**EXERCISE DIRECTIONS**
Keep only the lines of the listing that include the word "возможности", and copy them.

Stored items

######

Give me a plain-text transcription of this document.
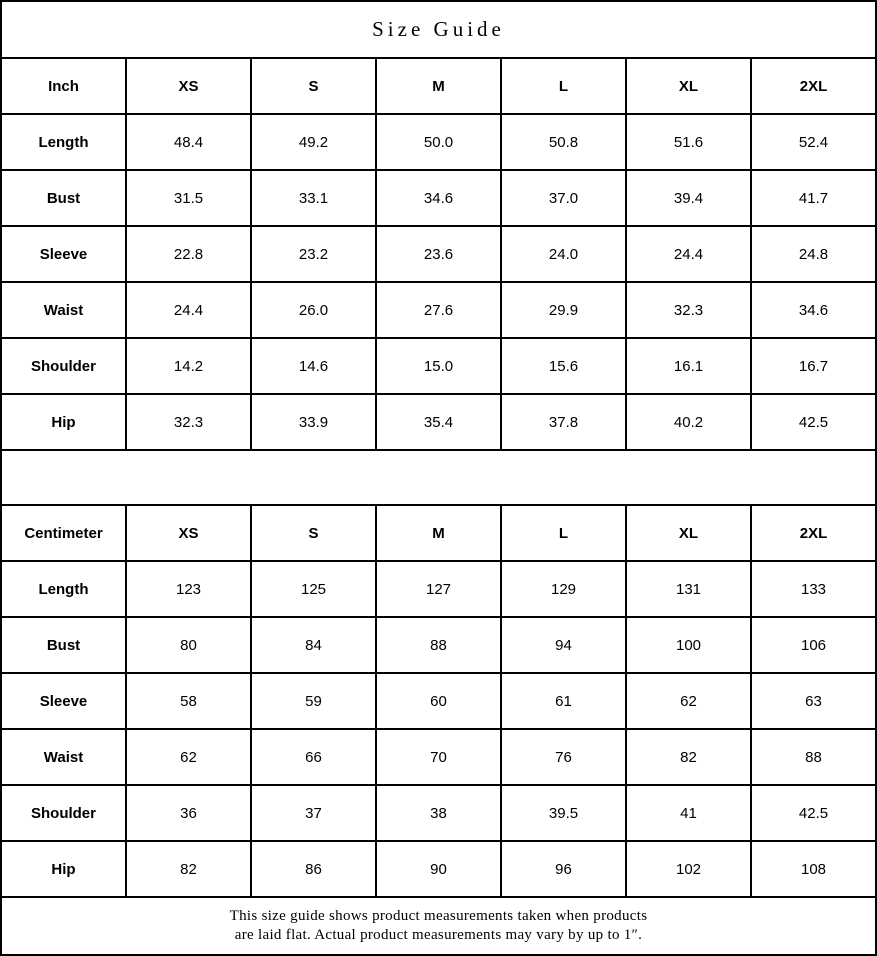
Size Guide
Inch	XS	S	M	L	XL	2XL
Length	48.4	49.2	50.0	50.8	51.6	52.4
Bust	31.5	33.1	34.6	37.0	39.4	41.7
Sleeve	22.8	23.2	23.6	24.0	24.4	24.8
Waist	24.4	26.0	27.6	29.9	32.3	34.6
Shoulder	14.2	14.6	15.0	15.6	16.1	16.7
Hip	32.3	33.9	35.4	37.8	40.2	42.5
Centimeter	XS	S	M	L	XL	2XL
Length	123	125	127	129	131	133
Bust	80	84	88	94	100	106
Sleeve	58	59	60	61	62	63
Waist	62	66	70	76	82	88
Shoulder	36	37	38	39.5	41	42.5
Hip	82	86	90	96	102	108
This size guide shows product measurements taken when products
are laid flat. Actual product measurements may vary by up to 1″.
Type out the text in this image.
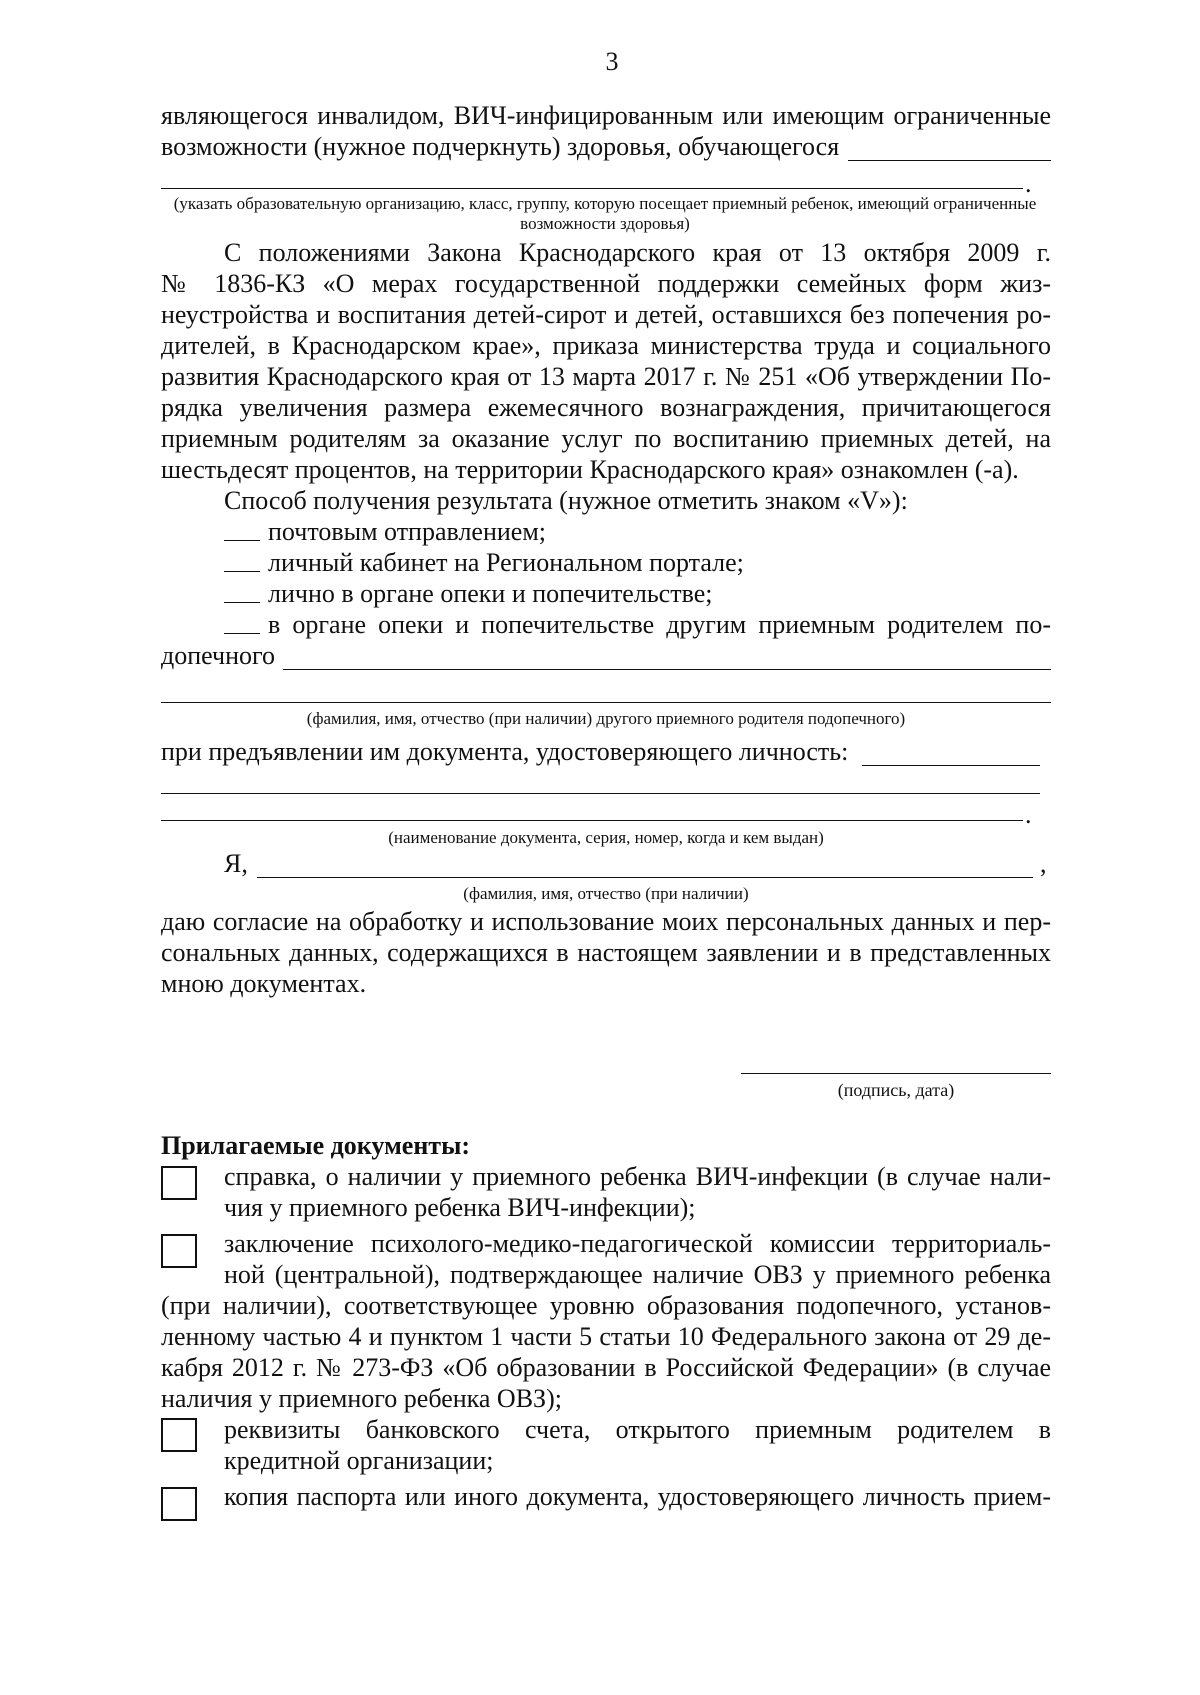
3
являющегося инвалидом, ВИЧ-инфицированным или имеющим ограниченные
возможности (нужное подчеркнуть) здоровья, обучающегося
.
(указать образовательную организацию, класс, группу, которую посещает приемный ребенок, имеющий ограниченные возможности здоровья)
С положениями Закона Краснодарского края от 13 октября 2009 г.
№ 1836-КЗ «О мерах государственной поддержки семейных форм жиз-
неустройства и воспитания детей-сирот и детей, оставшихся без попечения ро-
дителей, в Краснодарском крае», приказа министерства труда и социального
развития Краснодарского края от 13 марта 2017 г. № 251 «Об утверждении По-
рядка увеличения размера ежемесячного вознаграждения, причитающегося
приемным родителям за оказание услуг по воспитанию приемных детей, на
шестьдесят процентов, на территории Краснодарского края» ознакомлен (-а).
Способ получения результата (нужное отметить знаком «V»):
почтовым отправлением;
личный кабинет на Региональном портале;
лично в органе опеки и попечительстве;
в органе опеки и попечительстве другим приемным родителем по-
допечного
(фамилия, имя, отчество (при наличии) другого приемного родителя подопечного)
при предъявлении им документа, удостоверяющего личность:
.
(наименование документа, серия, номер, когда и кем выдан)
Я,	,
(фамилия, имя, отчество (при наличии)
даю согласие на обработку и использование моих персональных данных и пер-
сональных данных, содержащихся в настоящем заявлении и в представленных
мною документах.
(подпись, дата)
Прилагаемые документы:
справка, о наличии у приемного ребенка ВИЧ-инфекции (в случае нали-
чия у приемного ребенка ВИЧ-инфекции);
заключение психолого-медико-педагогической комиссии территориаль-
ной (центральной), подтверждающее наличие ОВЗ у приемного ребенка
(при наличии), соответствующее уровню образования подопечного, установ-
ленному частью 4 и пунктом 1 части 5 статьи 10 Федерального закона от 29 де-
кабря 2012 г. № 273-ФЗ «Об образовании в Российской Федерации» (в случае
наличия у приемного ребенка ОВЗ);
реквизиты банковского счета, открытого приемным родителем в
кредитной организации;
копия паспорта или иного документа, удостоверяющего личность прием-
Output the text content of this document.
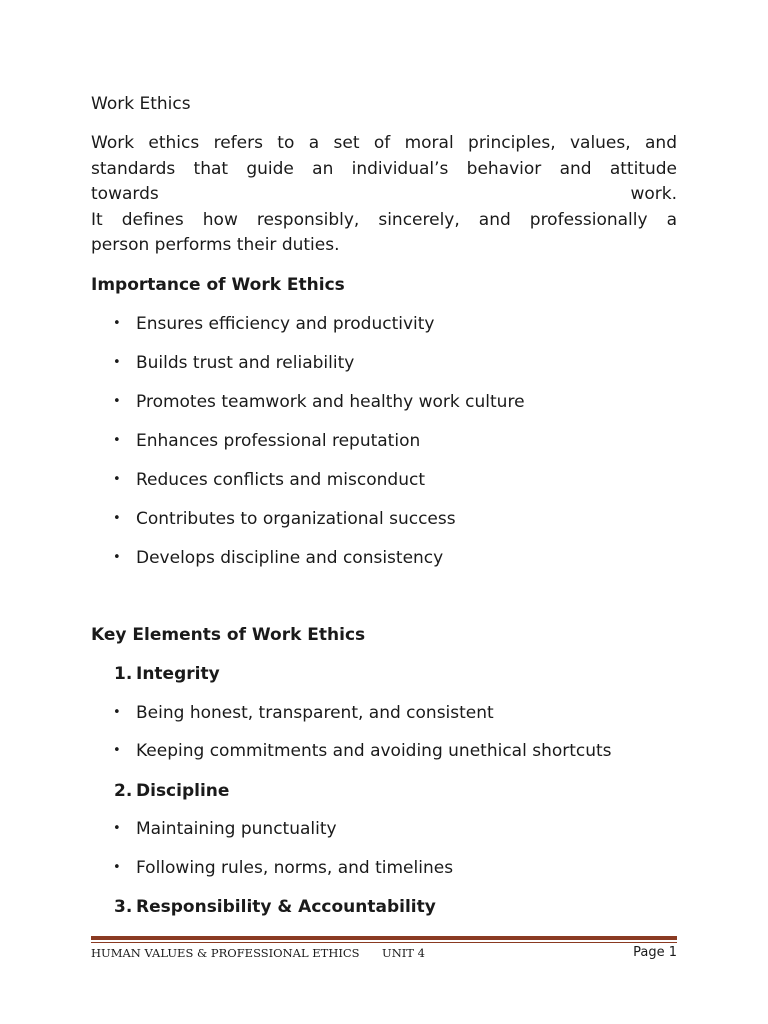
Work Ethics

Work ethics refers to a set of moral principles, values, and
standards that guide an individual’s behavior and attitude
towards work.
It defines how responsibly, sincerely, and professionally a
person performs their duties.

Importance of Work Ethics
• Ensures efficiency and productivity
• Builds trust and reliability
• Promotes teamwork and healthy work culture
• Enhances professional reputation
• Reduces conflicts and misconduct
• Contributes to organizational success
• Develops discipline and consistency
Key Elements of Work Ethics
1. Integrity
• Being honest, transparent, and consistent
• Keeping commitments and avoiding unethical shortcuts
2. Discipline
• Maintaining punctuality
• Following rules, norms, and timelines
3. Responsibility & Accountability
HUMAN VALUES & PROFESSIONAL ETHICS UNIT 4	Page 1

######

**RESPONSE TO THIS TASK**
возможности (нужное подчеркнуть) здоровья, обучающегося
(указать образовательную организацию, класс, группу, которую посещает приемный ребенок, имеющий ограниченные возможности здоровья)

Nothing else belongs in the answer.